- **Prompt**
Below are entries. Pull out all lines containing "Плана".

- **Data provided**

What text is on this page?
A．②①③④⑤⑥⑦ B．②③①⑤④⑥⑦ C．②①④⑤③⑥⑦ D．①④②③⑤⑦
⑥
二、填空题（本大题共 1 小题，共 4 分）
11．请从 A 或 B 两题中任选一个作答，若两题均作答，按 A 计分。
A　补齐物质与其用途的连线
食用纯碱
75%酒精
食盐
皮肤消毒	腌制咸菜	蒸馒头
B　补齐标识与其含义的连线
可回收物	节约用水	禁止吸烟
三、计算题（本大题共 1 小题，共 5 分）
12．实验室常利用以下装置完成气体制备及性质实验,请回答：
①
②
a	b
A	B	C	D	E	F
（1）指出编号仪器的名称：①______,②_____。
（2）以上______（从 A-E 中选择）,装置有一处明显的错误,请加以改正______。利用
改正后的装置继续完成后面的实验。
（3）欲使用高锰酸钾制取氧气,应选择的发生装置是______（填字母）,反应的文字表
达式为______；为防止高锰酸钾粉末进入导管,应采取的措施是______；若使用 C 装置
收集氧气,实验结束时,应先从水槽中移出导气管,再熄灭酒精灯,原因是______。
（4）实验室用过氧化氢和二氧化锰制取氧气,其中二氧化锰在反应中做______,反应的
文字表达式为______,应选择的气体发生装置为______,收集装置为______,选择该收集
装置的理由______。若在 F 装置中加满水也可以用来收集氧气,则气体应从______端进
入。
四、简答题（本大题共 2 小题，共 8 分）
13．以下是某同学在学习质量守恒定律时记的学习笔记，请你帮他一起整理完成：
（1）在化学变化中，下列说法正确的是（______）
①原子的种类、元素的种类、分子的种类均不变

---

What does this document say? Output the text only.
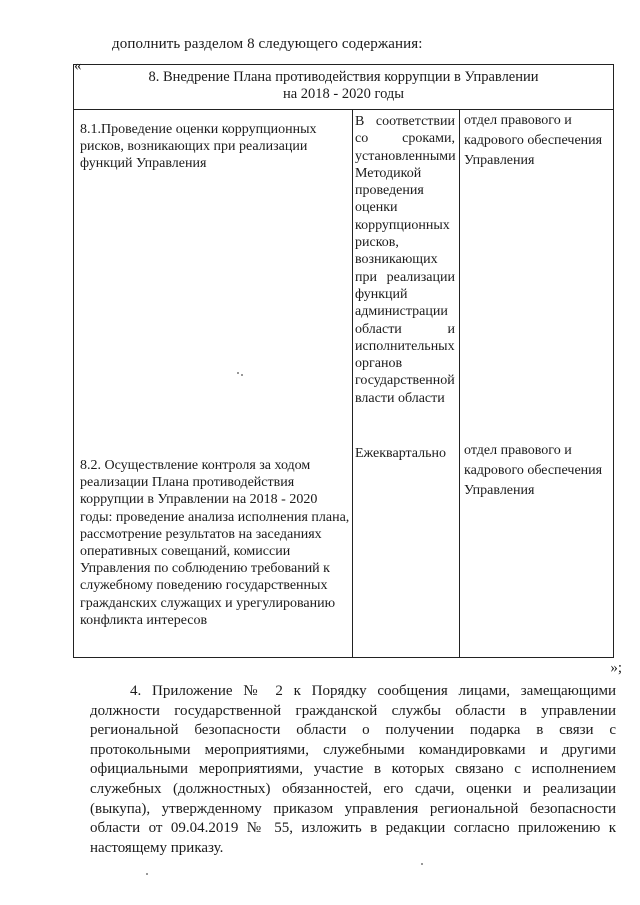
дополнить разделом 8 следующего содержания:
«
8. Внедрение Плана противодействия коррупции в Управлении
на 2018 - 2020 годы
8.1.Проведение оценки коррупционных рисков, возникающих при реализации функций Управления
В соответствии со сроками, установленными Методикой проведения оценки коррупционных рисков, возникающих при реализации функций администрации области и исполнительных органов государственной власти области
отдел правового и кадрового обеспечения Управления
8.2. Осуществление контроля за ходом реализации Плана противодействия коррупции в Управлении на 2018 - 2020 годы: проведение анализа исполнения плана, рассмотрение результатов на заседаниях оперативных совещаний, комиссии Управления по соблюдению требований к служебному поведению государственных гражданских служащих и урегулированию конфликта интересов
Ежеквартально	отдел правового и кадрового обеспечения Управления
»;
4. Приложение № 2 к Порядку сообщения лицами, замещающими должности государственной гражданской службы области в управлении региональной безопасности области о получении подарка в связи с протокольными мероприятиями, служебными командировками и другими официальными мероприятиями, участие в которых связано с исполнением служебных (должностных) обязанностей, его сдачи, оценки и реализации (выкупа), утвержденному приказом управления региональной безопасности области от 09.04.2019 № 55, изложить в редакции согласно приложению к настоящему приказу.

- **Completed task**
8. Внедрение Плана противодействия коррупции в Управлении
8.2. Осуществление контроля за ходом реализации Плана противодействия коррупции в Управлении на 2018 - 2020 годы: проведение анализа исполнения плана, рассмотрение результатов на заседаниях оперативных совещаний, комиссии Управления по соблюдению требований к служебному поведению государственных гражданских служащих и урегулированию конфликта интересов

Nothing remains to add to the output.